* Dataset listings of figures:
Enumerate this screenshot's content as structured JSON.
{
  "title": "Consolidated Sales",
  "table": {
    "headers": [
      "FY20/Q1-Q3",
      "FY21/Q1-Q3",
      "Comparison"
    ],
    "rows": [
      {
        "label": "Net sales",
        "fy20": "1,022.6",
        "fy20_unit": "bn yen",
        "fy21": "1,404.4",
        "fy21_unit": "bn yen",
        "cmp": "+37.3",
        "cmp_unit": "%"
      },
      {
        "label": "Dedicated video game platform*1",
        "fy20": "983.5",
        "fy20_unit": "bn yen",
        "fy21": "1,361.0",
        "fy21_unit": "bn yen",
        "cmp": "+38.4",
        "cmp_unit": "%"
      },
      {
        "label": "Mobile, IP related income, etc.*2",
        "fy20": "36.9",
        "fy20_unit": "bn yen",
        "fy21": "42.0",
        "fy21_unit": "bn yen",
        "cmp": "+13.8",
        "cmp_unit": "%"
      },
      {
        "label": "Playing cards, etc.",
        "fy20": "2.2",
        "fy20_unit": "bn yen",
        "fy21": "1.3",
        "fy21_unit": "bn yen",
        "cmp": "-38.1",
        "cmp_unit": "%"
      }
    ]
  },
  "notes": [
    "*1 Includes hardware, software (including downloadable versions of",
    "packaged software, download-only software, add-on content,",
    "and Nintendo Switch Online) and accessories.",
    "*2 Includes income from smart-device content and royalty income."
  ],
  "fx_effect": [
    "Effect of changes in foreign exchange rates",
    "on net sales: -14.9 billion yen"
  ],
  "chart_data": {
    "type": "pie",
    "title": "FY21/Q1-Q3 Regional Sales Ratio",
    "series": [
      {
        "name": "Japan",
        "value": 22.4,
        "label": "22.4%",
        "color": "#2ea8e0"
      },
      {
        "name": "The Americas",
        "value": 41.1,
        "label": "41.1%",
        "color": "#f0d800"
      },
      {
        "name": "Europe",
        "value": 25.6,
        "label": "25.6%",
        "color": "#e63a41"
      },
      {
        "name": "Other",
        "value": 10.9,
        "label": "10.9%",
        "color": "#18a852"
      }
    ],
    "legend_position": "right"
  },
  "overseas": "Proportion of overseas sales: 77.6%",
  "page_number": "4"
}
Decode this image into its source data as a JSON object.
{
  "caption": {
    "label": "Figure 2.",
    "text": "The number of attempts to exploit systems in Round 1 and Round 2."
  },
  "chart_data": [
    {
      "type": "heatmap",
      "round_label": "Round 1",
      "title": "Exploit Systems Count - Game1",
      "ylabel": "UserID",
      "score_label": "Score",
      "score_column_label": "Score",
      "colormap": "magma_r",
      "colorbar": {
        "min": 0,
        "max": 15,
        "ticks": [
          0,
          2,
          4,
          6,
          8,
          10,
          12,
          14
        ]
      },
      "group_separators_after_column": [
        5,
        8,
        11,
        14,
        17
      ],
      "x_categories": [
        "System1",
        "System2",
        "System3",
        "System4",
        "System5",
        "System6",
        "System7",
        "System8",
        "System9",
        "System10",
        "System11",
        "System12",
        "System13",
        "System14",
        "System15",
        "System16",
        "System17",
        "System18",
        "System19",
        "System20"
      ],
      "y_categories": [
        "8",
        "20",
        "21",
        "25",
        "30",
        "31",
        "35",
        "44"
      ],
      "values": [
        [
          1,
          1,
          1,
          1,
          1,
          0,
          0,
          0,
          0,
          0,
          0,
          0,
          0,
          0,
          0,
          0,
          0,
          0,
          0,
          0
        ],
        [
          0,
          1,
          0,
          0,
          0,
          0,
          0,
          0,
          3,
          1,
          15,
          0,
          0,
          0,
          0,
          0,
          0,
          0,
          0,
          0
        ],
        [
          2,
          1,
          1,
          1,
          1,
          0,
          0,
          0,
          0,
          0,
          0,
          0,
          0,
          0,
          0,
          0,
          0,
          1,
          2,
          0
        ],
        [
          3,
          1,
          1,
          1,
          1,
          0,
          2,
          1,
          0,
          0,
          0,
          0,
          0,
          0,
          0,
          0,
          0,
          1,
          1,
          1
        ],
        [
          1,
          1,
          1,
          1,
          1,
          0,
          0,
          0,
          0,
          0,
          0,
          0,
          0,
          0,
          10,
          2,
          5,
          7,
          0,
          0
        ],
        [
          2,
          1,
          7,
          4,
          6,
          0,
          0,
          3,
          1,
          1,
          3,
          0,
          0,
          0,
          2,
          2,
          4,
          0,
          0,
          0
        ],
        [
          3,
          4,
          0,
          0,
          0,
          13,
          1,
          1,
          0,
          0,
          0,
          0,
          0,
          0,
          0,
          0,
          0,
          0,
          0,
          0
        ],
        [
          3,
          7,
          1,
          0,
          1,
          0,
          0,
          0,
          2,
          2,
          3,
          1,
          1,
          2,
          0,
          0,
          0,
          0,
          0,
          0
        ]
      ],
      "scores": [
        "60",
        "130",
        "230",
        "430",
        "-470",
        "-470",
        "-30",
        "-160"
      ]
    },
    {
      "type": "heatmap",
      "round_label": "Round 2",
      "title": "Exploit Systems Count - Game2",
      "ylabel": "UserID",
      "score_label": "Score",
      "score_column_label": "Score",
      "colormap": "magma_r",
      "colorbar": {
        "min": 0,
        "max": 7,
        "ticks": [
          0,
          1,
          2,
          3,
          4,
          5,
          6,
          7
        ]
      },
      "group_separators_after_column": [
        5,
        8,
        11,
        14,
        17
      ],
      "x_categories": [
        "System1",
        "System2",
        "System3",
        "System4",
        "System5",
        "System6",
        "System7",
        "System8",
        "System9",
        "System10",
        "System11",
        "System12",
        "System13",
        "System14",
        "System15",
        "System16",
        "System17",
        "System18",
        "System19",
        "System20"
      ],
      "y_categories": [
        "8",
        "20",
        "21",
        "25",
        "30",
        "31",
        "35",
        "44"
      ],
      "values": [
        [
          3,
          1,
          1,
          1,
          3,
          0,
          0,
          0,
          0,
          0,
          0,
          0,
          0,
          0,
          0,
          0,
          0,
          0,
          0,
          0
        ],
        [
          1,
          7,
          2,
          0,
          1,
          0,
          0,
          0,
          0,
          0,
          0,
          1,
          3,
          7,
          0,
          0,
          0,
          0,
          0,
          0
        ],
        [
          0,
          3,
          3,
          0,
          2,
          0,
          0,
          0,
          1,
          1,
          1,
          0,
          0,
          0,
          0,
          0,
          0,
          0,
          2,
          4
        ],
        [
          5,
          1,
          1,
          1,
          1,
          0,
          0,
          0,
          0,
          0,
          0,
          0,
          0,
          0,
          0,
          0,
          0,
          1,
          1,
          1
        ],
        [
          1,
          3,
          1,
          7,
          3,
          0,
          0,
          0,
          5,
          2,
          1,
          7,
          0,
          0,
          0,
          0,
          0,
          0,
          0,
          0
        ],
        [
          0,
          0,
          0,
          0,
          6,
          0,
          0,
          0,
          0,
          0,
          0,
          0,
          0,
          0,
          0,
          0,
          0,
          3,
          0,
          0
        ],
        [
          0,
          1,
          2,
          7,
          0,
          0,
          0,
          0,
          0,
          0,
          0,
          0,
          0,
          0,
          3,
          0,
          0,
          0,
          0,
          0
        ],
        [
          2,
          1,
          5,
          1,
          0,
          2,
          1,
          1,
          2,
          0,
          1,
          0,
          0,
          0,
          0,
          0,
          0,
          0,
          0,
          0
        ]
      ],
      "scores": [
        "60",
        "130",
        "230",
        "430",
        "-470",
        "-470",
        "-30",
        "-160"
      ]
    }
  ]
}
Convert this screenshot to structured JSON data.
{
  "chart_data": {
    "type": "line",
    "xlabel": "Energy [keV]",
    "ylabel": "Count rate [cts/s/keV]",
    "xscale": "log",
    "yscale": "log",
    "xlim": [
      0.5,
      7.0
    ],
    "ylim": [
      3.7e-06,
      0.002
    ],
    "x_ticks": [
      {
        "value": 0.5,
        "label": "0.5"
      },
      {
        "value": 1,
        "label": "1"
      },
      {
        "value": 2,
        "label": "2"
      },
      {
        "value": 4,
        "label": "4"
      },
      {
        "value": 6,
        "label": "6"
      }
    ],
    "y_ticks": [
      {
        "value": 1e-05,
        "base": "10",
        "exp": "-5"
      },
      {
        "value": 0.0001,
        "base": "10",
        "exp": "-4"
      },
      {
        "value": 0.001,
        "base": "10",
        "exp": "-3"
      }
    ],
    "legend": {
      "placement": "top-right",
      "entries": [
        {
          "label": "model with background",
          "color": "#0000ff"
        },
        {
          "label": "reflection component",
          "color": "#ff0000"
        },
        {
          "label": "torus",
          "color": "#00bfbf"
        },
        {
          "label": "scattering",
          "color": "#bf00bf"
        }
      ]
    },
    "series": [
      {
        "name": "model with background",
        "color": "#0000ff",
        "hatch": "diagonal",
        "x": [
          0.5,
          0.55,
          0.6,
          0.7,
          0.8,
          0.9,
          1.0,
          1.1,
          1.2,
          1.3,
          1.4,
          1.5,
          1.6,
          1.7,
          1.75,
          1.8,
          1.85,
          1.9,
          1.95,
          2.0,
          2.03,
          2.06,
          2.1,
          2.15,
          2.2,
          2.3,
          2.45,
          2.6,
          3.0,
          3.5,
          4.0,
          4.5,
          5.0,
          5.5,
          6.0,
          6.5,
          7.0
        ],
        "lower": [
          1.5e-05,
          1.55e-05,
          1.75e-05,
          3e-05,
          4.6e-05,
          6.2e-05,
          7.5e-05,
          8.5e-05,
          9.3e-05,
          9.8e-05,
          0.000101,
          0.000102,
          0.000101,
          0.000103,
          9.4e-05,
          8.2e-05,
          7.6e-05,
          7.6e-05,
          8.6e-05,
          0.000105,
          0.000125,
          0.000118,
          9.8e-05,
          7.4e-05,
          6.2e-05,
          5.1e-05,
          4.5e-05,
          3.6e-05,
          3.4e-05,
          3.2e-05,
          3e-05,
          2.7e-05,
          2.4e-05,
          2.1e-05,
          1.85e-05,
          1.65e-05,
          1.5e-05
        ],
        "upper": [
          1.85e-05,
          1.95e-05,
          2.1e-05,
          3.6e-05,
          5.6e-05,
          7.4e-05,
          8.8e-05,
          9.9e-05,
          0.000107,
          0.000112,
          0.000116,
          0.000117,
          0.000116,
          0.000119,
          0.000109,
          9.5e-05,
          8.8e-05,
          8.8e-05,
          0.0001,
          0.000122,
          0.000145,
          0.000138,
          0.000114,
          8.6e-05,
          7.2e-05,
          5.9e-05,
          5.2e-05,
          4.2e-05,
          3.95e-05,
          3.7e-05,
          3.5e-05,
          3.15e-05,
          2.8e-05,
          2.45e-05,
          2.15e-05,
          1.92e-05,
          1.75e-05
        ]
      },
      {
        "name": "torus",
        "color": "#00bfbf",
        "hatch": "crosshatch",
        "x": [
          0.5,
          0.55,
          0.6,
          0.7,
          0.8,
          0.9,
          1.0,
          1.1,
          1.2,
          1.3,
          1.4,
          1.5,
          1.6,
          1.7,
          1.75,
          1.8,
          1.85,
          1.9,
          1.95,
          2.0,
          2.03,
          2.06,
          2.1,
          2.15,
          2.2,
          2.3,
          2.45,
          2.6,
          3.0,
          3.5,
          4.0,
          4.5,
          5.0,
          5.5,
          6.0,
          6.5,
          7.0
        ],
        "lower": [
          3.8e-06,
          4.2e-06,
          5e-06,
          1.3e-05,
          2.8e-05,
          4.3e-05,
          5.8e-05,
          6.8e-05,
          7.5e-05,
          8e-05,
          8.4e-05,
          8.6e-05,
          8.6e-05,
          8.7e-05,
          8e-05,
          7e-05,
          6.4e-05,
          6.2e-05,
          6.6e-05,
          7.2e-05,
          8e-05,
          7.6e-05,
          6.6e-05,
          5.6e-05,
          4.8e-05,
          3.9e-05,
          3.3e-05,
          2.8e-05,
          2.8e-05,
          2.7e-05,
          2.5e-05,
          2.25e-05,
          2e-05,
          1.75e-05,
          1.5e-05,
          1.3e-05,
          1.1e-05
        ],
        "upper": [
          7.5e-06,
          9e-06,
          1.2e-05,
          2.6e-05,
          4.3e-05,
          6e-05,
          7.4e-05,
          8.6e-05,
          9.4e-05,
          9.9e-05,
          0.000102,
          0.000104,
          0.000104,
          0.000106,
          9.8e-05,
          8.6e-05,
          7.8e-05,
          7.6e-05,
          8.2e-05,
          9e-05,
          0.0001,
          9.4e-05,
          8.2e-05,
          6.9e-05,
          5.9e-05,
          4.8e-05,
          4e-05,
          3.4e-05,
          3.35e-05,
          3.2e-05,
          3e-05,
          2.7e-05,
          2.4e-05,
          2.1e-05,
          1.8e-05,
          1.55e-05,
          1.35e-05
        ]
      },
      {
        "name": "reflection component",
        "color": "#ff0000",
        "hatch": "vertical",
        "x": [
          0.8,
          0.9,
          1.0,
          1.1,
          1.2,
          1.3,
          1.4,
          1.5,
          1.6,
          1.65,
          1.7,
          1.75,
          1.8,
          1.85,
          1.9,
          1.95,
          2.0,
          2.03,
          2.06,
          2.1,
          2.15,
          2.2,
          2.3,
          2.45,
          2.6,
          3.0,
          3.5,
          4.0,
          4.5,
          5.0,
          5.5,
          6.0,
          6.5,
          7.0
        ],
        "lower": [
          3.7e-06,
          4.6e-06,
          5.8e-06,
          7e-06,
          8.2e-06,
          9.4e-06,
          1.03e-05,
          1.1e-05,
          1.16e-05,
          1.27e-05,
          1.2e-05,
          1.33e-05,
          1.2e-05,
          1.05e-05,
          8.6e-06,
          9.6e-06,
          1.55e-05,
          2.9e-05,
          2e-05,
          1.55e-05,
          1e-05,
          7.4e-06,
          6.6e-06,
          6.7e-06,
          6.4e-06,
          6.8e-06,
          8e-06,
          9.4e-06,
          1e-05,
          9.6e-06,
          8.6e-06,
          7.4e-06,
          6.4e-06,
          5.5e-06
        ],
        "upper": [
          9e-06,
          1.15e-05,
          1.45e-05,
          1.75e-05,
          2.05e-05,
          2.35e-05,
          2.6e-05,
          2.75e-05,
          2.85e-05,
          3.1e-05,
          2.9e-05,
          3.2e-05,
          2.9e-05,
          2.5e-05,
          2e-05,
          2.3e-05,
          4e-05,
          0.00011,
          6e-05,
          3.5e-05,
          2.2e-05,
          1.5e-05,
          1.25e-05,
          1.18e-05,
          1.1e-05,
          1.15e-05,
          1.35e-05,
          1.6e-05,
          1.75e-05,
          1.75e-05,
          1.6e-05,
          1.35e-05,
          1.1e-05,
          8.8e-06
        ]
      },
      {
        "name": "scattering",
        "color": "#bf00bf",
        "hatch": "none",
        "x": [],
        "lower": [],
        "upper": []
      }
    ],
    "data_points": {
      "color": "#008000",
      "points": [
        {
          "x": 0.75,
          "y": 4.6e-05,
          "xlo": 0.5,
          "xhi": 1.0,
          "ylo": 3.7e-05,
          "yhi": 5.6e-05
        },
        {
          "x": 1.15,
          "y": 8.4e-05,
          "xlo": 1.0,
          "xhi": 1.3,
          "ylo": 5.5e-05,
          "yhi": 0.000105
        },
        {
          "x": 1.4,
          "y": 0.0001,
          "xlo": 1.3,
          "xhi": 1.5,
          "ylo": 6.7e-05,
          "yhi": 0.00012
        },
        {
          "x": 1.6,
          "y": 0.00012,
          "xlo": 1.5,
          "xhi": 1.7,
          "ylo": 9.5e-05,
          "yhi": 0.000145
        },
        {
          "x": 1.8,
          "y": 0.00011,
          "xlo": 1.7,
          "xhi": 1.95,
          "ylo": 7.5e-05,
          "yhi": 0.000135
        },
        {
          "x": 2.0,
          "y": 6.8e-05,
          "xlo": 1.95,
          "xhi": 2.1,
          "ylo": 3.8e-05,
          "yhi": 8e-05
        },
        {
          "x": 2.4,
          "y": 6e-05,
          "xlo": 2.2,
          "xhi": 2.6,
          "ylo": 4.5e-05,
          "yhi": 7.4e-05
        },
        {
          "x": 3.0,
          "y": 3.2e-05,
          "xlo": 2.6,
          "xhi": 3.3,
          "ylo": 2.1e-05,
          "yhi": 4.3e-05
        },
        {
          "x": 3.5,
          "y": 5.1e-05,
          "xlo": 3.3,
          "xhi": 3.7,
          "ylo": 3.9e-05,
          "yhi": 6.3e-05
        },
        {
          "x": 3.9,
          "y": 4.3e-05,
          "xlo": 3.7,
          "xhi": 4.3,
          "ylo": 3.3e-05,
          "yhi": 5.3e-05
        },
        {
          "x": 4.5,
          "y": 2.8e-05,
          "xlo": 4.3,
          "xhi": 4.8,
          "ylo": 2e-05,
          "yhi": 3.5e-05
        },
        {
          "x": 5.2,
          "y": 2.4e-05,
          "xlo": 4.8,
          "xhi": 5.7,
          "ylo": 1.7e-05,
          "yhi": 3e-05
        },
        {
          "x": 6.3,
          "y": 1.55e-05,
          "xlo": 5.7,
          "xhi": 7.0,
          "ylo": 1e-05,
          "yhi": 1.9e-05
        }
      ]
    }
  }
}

* GOAL:
From the listing, copy each line containing the word "income".

* EXERCISE OUTPUT:
        "label": "Mobile, IP related income, etc.*2",
    "*2 Includes income from smart-device content and royalty income."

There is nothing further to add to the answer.